**GIVEN EXERCISE:**
Search the material for the string "keine" and copy each line where it occurs.

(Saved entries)
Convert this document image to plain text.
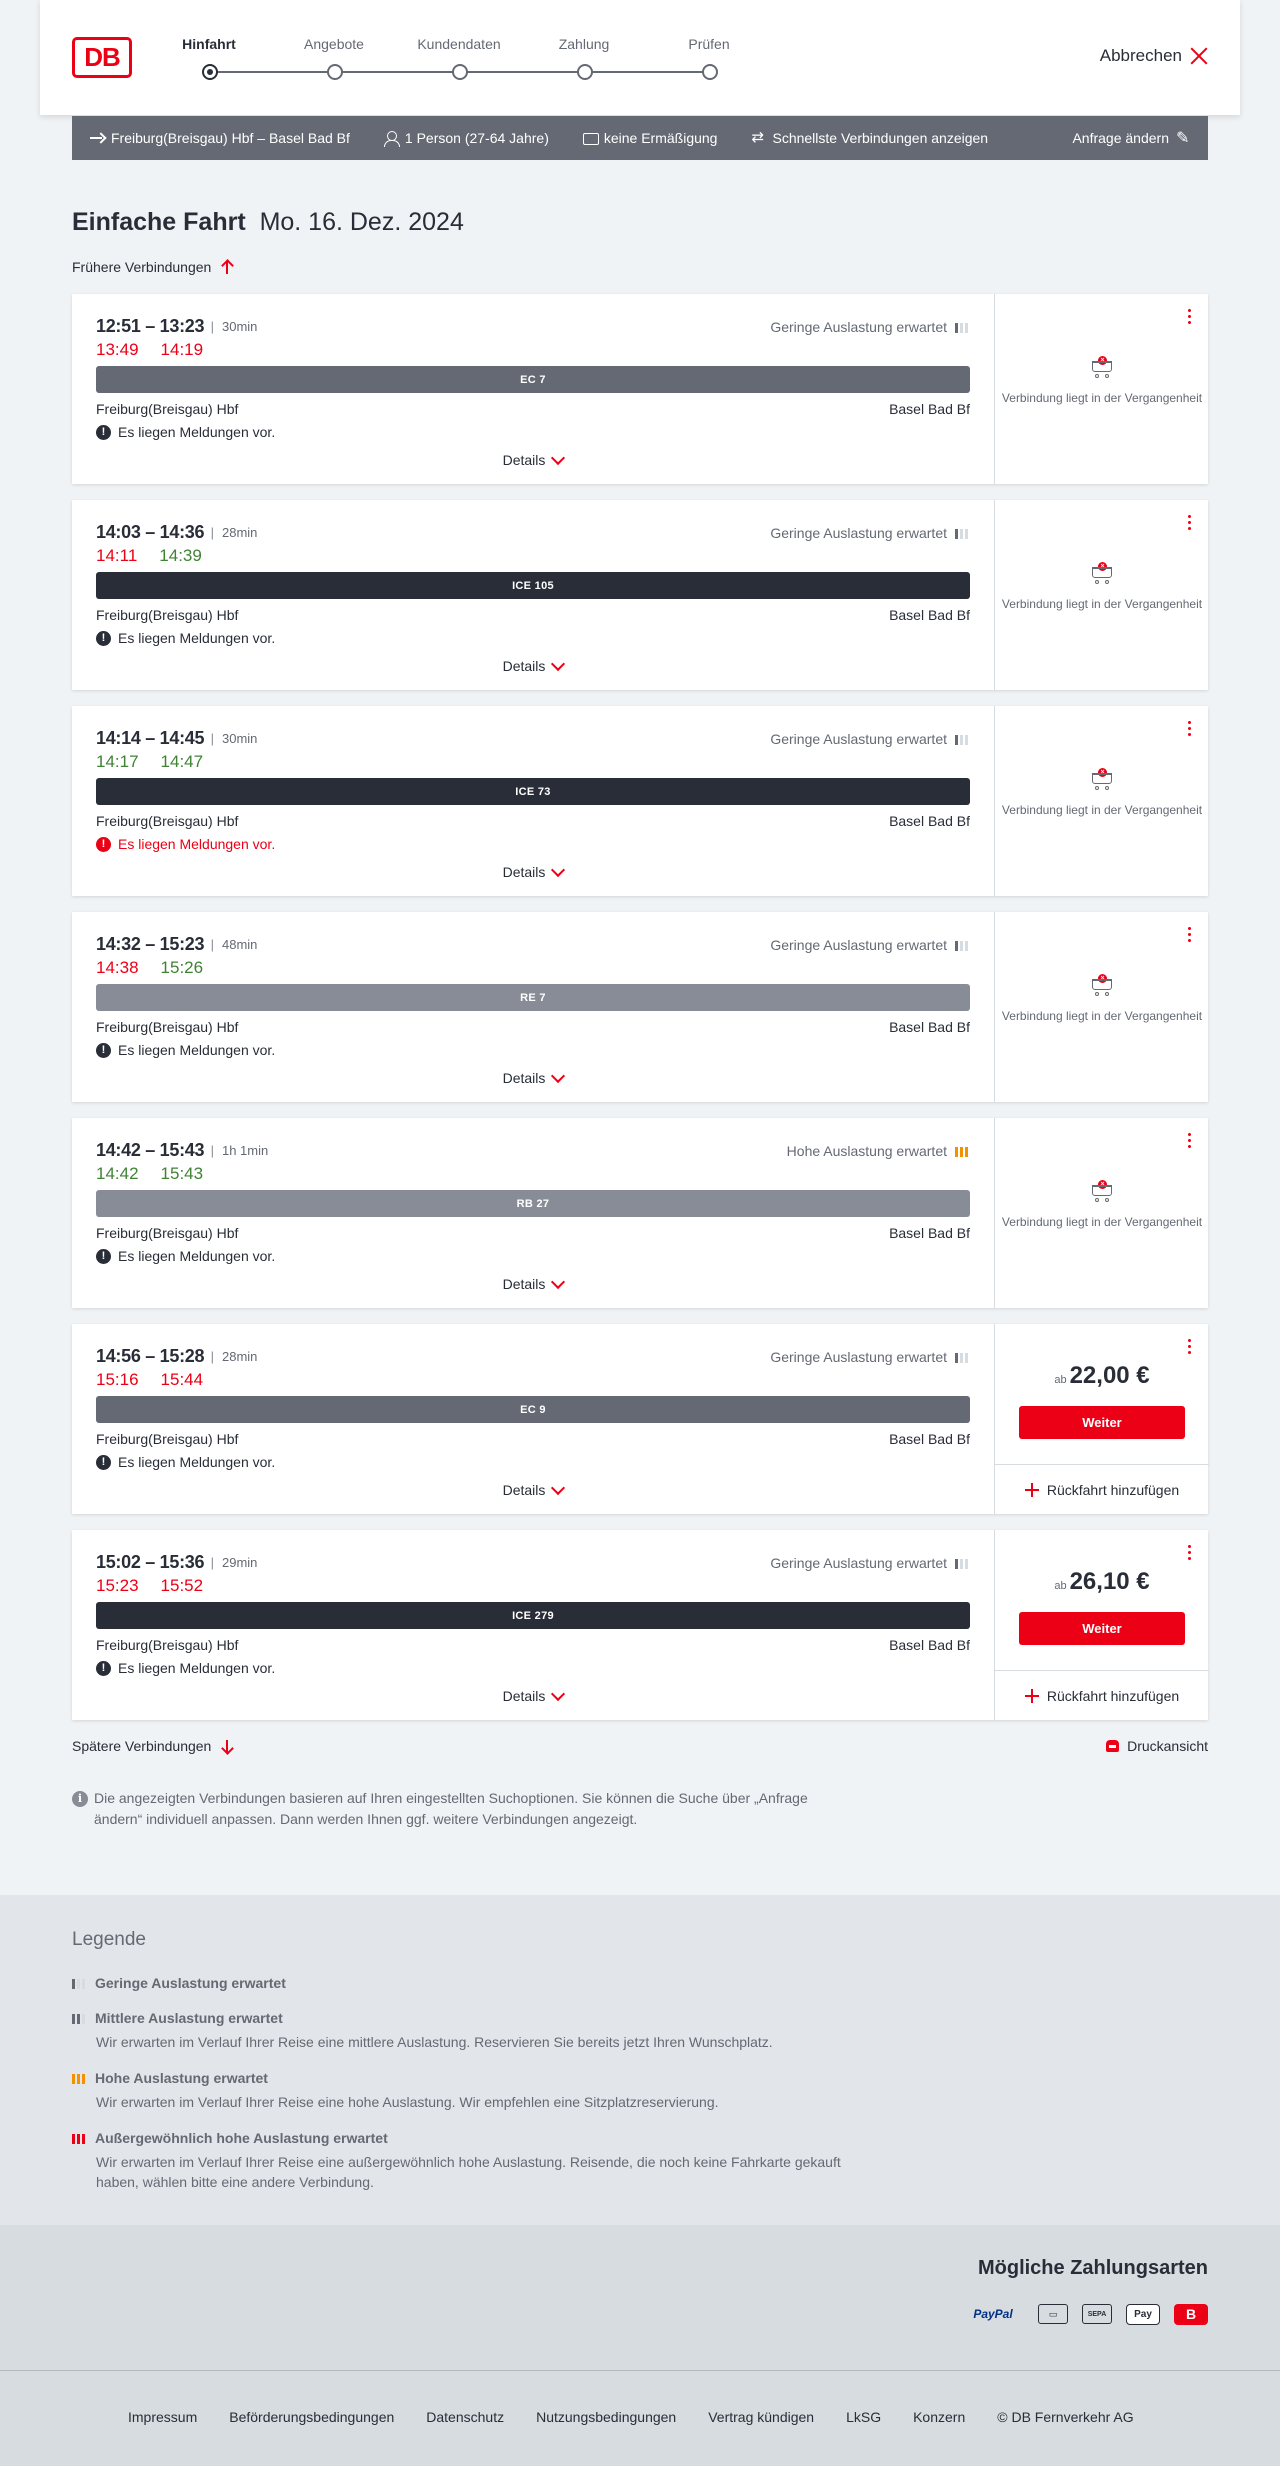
DB	Hinfahrt	Angebote	Kundendaten	Zahlung	Prüfen
Abbrechen
Freiburg(Breisgau) Hbf – Basel Bad Bf	1 Person (27-64 Jahre)	keine Ermäßigung
⇄	Schnellste Verbindungen anzeigen	Anfrage ändern
✎
Einfache Fahrt Mo. 16. Dez. 2024
Frühere Verbindungen
12:51 – 13:23 | 30min	Geringe Auslastung erwartet
13:49 14:19
EC 7
Freiburg(Breisgau) Hbf	Basel Bad Bf
! Es liegen Meldungen vor.
Details
×
Verbindung liegt in der Vergangenheit
14:03 – 14:36 | 28min	Geringe Auslastung erwartet
14:11 14:39
ICE 105
Freiburg(Breisgau) Hbf	Basel Bad Bf
! Es liegen Meldungen vor.
Details
×
Verbindung liegt in der Vergangenheit
14:14 – 14:45 | 30min	Geringe Auslastung erwartet
14:17 14:47
ICE 73
Freiburg(Breisgau) Hbf	Basel Bad Bf
! Es liegen Meldungen vor.
Details
×
Verbindung liegt in der Vergangenheit
14:32 – 15:23 | 48min	Geringe Auslastung erwartet
14:38 15:26
RE 7
Freiburg(Breisgau) Hbf	Basel Bad Bf
! Es liegen Meldungen vor.
Details
×
Verbindung liegt in der Vergangenheit
14:42 – 15:43 | 1h 1min	Hohe Auslastung erwartet
14:42 15:43
RB 27
Freiburg(Breisgau) Hbf	Basel Bad Bf
! Es liegen Meldungen vor.
Details
×
Verbindung liegt in der Vergangenheit
14:56 – 15:28 | 28min	Geringe Auslastung erwartet
15:16 15:44
EC 9
Freiburg(Breisgau) Hbf	Basel Bad Bf
! Es liegen Meldungen vor.
Details
ab 22,00 €
Weiter
Rückfahrt hinzufügen
15:02 – 15:36 | 29min	Geringe Auslastung erwartet
15:23 15:52
ICE 279
Freiburg(Breisgau) Hbf	Basel Bad Bf
! Es liegen Meldungen vor.
Details
ab 26,10 €
Weiter
Rückfahrt hinzufügen
Spätere Verbindungen	Druckansicht
i Die angezeigten Verbindungen basieren auf Ihren eingestellten Suchoptionen. Sie können die Suche über „Anfrage ändern“ individuell anpassen. Dann werden Ihnen ggf. weitere Verbindungen angezeigt.
Legende
Geringe Auslastung erwartet
Mittlere Auslastung erwartet
Wir erwarten im Verlauf Ihrer Reise eine mittlere Auslastung. Reservieren Sie bereits jetzt Ihren Wunschplatz.
Hohe Auslastung erwartet
Wir erwarten im Verlauf Ihrer Reise eine hohe Auslastung. Wir empfehlen eine Sitzplatzreservierung.
Außergewöhnlich hohe Auslastung erwartet
Wir erwarten im Verlauf Ihrer Reise eine außergewöhnlich hohe Auslastung. Reisende, die noch keine Fahrkarte gekauft haben, wählen bitte eine andere Verbindung.
Mögliche Zahlungsarten
PayPal	▭	SEPA	Pay	B
Impressum Beförderungsbedingungen Datenschutz Nutzungsbedingungen Vertrag kündigen LkSG Konzern © DB Fernverkehr AG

**ANSWER FOR THIS EXERCISE:**
Freiburg(Breisgau) Hbf – Basel Bad Bf	1 Person (27-64 Jahre)	keine Ermäßigung
Wir erwarten im Verlauf Ihrer Reise eine außergewöhnlich hohe Auslastung. Reisende, die noch keine Fahrkarte gekauft haben, wählen bitte eine andere Verbindung.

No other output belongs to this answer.